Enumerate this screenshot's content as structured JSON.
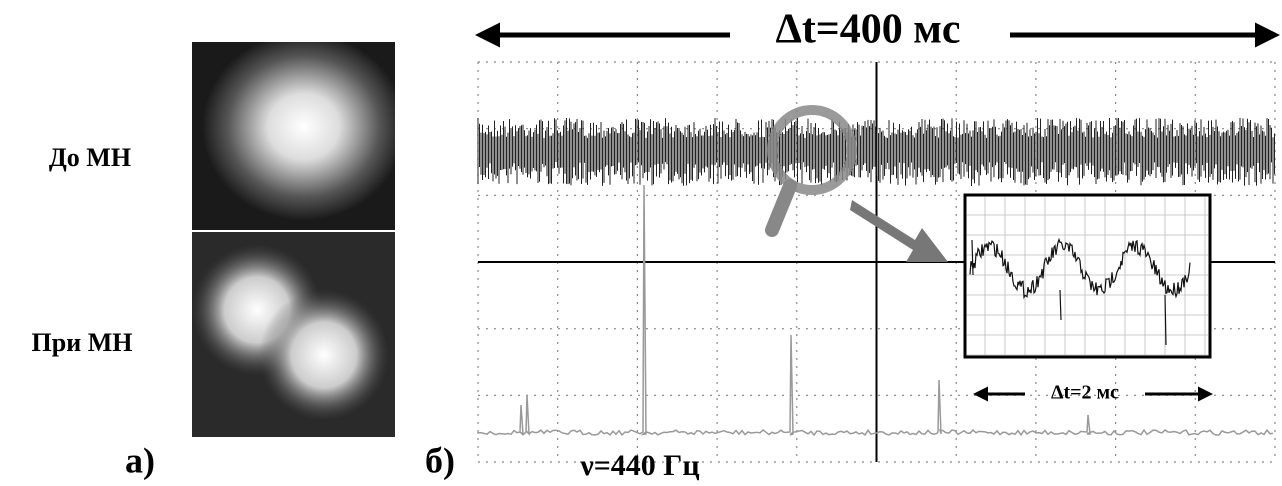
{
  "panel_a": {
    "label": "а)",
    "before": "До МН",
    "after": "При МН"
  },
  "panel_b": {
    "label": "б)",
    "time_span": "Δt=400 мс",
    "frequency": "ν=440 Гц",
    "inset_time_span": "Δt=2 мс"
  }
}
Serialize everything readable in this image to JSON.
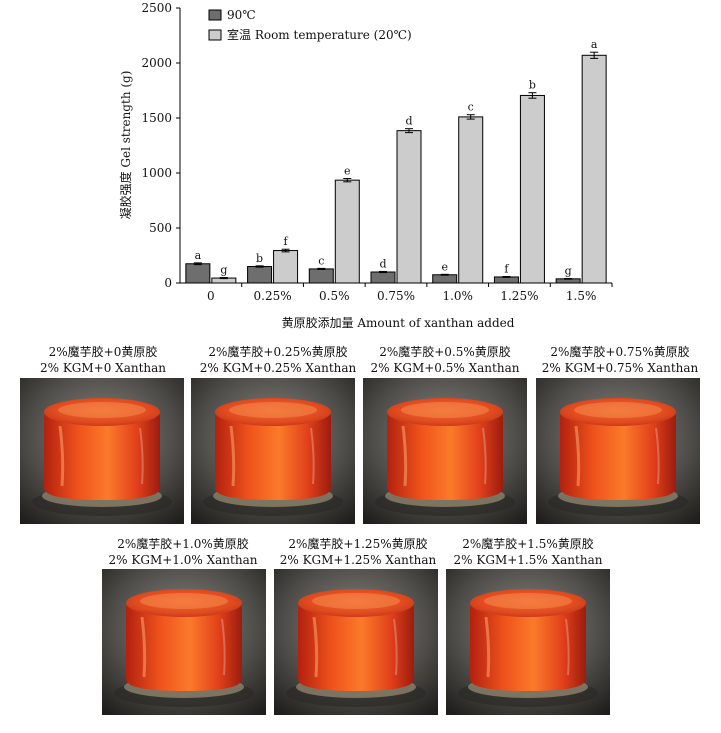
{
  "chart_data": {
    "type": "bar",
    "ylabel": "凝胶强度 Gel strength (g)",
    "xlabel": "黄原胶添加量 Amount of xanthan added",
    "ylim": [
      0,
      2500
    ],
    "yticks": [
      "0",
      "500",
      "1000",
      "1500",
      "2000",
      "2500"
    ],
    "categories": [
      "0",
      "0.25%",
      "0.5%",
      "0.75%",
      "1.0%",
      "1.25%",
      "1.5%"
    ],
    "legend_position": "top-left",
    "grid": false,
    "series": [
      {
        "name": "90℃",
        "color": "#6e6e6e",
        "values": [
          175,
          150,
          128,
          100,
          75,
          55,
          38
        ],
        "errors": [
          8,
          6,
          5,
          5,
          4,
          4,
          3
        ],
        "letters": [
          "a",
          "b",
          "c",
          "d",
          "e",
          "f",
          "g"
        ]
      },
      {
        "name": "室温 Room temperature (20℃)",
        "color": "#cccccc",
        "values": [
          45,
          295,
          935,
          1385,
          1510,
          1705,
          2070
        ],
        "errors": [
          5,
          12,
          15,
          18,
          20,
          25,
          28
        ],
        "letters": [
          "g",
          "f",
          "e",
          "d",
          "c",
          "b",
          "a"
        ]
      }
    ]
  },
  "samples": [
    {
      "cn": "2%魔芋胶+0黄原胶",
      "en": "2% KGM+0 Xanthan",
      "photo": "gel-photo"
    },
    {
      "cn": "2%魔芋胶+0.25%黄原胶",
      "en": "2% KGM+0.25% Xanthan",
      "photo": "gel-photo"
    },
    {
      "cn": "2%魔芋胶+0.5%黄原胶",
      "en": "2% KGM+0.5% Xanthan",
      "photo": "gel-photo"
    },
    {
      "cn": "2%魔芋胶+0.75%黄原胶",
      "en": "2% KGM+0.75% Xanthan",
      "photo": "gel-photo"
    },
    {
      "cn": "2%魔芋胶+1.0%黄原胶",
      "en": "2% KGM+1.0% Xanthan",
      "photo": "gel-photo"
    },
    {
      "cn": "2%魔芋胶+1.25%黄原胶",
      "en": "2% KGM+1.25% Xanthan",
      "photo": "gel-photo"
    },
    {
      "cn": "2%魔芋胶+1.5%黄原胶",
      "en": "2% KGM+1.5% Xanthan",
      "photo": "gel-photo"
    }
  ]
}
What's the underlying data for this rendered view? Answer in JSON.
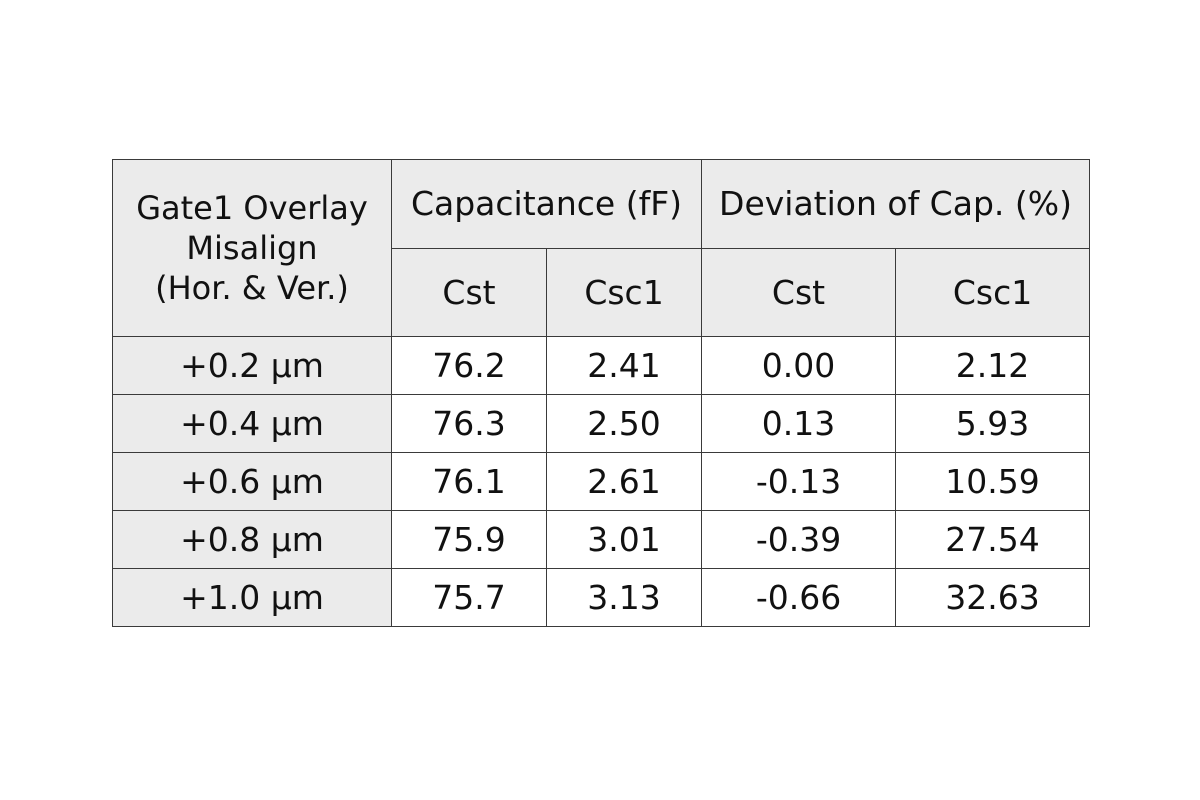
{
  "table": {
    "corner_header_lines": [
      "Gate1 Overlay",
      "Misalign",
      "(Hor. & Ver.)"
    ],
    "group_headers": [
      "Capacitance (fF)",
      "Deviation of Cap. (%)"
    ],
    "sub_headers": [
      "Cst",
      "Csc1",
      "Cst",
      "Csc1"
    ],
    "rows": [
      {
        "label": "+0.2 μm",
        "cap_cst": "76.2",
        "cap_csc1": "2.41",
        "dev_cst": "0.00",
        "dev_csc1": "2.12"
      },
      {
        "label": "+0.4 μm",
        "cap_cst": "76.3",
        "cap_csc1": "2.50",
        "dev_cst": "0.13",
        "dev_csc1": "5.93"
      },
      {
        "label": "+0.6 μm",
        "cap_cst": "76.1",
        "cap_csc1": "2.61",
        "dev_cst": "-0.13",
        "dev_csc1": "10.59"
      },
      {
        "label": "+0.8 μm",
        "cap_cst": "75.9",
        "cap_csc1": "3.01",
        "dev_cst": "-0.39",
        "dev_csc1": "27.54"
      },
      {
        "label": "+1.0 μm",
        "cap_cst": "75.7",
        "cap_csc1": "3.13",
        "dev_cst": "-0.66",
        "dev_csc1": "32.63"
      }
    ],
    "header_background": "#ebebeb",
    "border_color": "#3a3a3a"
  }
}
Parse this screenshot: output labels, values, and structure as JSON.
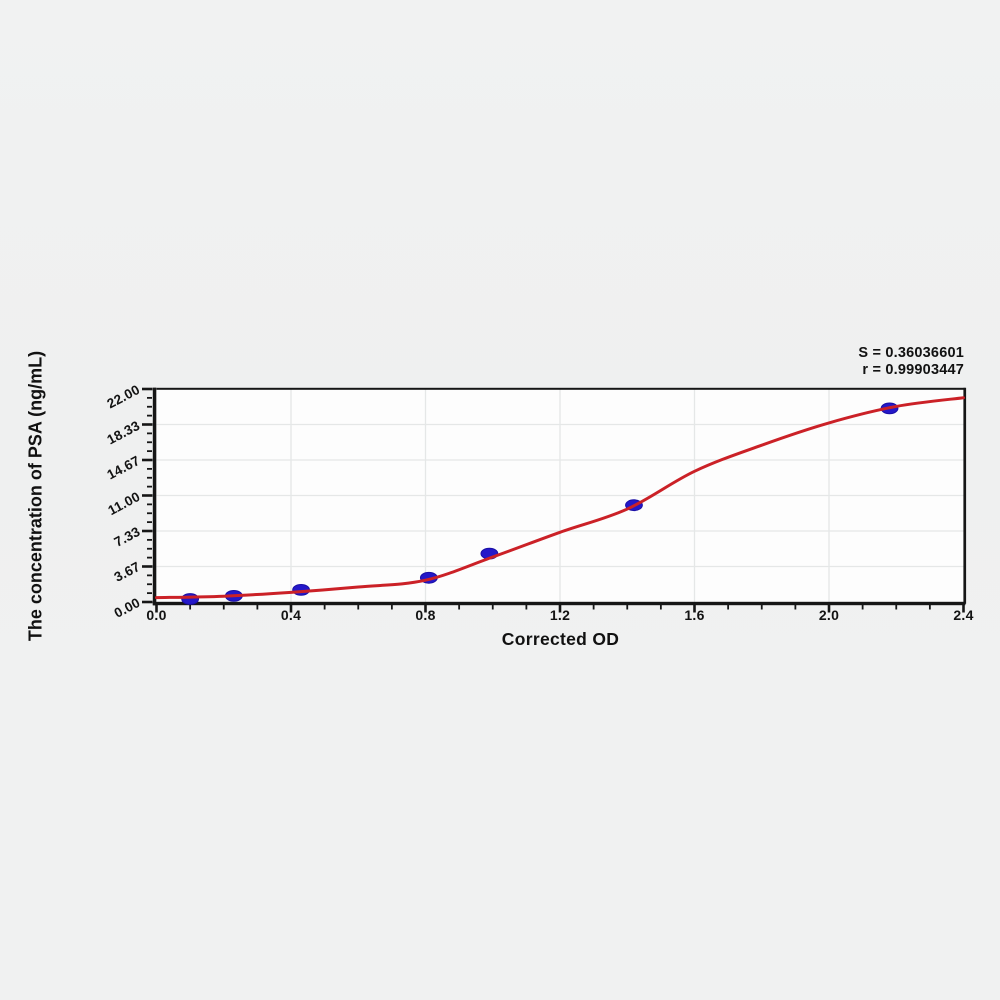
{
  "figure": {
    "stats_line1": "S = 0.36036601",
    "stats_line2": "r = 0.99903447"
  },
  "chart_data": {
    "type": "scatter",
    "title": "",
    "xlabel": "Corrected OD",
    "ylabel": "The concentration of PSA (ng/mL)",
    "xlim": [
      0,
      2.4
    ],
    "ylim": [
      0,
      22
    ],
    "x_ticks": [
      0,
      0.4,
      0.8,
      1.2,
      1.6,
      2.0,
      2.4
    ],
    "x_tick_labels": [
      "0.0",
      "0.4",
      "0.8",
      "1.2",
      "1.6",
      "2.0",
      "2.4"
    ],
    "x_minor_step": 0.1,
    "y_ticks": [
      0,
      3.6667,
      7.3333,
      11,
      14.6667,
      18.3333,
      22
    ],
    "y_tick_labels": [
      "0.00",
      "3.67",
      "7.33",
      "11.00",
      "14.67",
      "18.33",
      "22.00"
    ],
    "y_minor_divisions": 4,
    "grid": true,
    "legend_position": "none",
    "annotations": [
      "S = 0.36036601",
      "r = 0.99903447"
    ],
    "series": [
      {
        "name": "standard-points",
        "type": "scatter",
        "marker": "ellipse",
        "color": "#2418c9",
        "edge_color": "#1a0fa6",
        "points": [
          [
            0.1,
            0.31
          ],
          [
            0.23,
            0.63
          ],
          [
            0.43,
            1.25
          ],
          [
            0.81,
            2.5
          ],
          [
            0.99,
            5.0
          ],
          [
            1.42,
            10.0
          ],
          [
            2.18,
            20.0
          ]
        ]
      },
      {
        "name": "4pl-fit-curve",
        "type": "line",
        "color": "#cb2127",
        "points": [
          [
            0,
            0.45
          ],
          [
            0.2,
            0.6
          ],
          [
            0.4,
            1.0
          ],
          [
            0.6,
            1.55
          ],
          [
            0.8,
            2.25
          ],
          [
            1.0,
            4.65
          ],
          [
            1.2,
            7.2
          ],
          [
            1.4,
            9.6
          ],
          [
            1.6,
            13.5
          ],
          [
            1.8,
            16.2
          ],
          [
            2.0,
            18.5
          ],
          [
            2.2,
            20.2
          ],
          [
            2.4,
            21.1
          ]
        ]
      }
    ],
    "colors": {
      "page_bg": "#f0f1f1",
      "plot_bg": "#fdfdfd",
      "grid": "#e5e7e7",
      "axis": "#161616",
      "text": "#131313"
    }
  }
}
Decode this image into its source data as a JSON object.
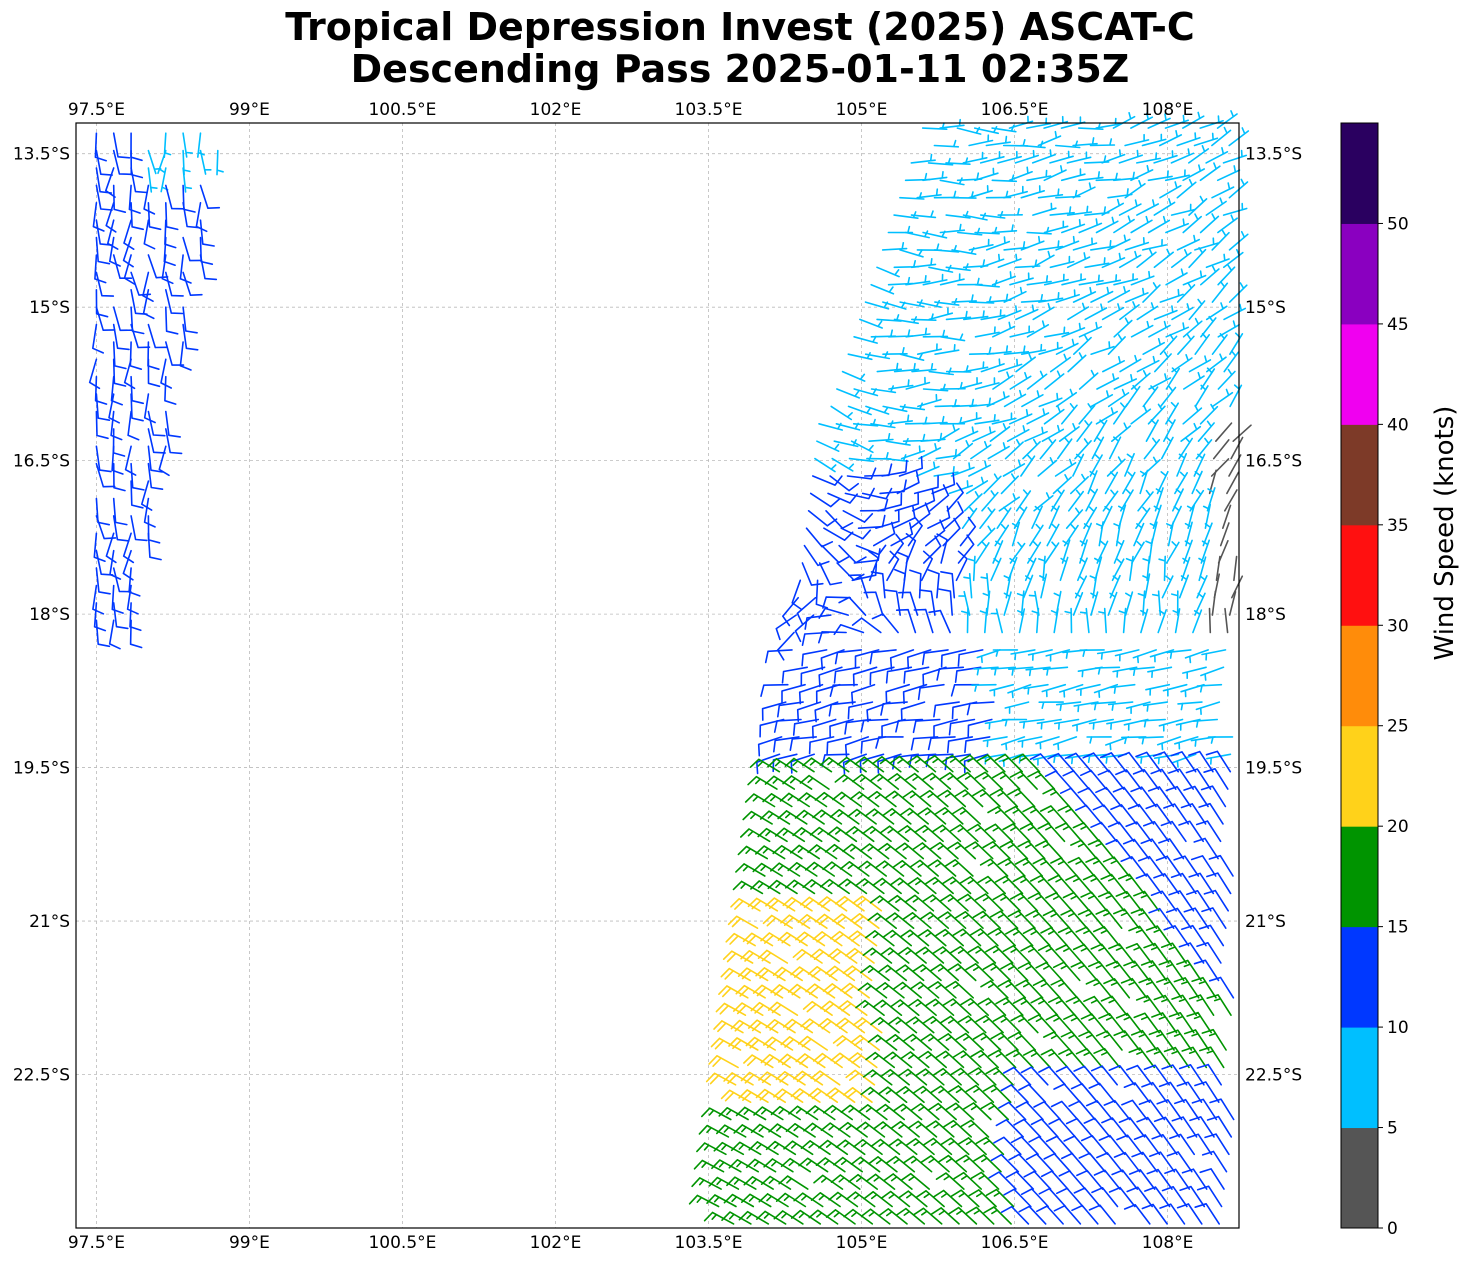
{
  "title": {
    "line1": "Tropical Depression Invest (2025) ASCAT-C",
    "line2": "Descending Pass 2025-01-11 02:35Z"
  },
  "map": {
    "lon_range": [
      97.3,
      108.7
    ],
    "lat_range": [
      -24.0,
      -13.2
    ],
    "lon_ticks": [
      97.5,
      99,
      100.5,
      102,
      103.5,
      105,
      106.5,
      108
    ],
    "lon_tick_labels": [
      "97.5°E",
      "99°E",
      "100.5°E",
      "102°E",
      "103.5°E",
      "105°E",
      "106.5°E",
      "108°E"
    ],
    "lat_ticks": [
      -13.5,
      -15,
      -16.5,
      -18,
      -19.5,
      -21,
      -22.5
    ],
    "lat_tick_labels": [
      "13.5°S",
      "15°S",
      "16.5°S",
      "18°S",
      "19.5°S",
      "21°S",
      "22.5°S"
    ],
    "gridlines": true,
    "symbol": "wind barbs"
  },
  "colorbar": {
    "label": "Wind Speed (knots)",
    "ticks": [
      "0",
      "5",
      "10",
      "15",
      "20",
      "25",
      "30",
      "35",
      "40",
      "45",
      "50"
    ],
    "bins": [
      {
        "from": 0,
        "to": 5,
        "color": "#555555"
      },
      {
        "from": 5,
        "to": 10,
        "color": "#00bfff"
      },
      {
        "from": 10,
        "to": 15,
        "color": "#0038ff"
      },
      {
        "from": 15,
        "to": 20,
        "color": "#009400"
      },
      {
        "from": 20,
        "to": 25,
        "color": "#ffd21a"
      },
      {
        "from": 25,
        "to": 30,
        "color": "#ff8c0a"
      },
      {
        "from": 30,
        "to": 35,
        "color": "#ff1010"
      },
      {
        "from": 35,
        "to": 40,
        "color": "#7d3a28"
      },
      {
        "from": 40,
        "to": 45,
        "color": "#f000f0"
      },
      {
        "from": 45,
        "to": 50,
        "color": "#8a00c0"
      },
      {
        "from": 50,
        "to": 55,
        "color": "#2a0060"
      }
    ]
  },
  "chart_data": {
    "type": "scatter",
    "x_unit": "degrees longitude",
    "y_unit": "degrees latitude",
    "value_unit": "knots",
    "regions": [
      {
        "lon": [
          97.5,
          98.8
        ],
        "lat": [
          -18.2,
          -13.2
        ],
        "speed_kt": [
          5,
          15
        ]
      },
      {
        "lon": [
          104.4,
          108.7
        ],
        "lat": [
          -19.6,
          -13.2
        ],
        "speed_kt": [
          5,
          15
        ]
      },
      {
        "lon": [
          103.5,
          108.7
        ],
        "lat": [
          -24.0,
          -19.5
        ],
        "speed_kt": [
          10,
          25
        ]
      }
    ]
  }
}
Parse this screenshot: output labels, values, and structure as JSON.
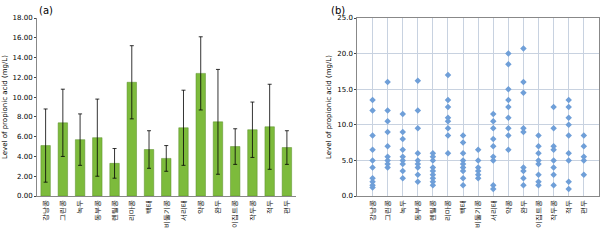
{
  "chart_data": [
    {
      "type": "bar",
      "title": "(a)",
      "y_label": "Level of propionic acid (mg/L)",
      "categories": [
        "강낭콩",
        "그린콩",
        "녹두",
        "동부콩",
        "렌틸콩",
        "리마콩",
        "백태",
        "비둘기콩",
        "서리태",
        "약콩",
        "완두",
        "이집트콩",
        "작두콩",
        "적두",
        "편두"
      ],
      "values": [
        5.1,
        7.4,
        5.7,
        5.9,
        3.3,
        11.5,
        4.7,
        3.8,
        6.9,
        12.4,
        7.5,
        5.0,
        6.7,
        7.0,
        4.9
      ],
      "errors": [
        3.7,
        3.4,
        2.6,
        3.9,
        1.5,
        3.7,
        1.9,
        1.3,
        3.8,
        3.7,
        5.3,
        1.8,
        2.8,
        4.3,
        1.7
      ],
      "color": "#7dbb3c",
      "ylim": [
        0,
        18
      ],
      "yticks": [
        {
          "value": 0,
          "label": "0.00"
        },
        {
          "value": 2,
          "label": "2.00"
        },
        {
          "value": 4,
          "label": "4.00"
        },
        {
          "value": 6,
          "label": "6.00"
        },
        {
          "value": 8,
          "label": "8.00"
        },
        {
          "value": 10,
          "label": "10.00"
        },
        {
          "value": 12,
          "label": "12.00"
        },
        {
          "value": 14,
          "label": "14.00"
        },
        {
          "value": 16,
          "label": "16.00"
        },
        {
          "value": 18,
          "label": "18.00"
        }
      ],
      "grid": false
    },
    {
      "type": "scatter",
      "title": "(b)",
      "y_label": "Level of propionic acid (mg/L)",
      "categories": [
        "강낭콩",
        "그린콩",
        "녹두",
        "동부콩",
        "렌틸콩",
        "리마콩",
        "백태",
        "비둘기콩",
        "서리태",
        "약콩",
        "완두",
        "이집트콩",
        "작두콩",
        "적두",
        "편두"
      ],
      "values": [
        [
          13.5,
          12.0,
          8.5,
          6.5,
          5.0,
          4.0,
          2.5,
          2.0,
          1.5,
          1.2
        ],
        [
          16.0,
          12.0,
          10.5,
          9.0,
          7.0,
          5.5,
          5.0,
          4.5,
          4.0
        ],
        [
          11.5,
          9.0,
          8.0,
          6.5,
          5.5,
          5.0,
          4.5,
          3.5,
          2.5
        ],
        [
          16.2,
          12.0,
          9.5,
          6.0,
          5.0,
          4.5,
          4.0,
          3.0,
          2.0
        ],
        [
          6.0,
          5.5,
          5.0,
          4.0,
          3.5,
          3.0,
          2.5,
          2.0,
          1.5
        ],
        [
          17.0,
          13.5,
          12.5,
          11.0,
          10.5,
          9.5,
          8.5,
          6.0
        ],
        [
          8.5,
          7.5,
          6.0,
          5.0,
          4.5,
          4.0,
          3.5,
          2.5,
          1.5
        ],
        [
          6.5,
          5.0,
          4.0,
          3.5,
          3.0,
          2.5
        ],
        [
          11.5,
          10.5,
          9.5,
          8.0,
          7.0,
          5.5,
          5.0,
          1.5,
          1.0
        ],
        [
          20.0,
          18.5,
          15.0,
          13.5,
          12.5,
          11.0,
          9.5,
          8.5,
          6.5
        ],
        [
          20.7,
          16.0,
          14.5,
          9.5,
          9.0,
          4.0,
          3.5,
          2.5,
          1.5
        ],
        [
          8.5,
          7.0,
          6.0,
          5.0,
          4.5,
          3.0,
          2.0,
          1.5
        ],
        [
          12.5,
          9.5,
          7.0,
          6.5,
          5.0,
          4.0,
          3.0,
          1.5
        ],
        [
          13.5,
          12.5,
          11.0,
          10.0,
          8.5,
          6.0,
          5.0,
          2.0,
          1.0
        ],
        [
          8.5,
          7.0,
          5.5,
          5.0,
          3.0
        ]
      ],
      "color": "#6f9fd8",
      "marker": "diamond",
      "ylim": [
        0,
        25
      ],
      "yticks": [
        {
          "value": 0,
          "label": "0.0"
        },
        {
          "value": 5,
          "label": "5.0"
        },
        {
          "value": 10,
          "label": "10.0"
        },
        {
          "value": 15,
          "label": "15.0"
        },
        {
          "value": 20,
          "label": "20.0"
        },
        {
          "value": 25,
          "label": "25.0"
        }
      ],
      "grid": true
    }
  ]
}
-*-*-
▸ Exercise brief
Which lines of the material contain the string "xlabel"? List each of them.

▸ Complete output
    "xlabel": "黄原胶添加量 Amount of xanthan added",
    "xlabel": "Corrected OD",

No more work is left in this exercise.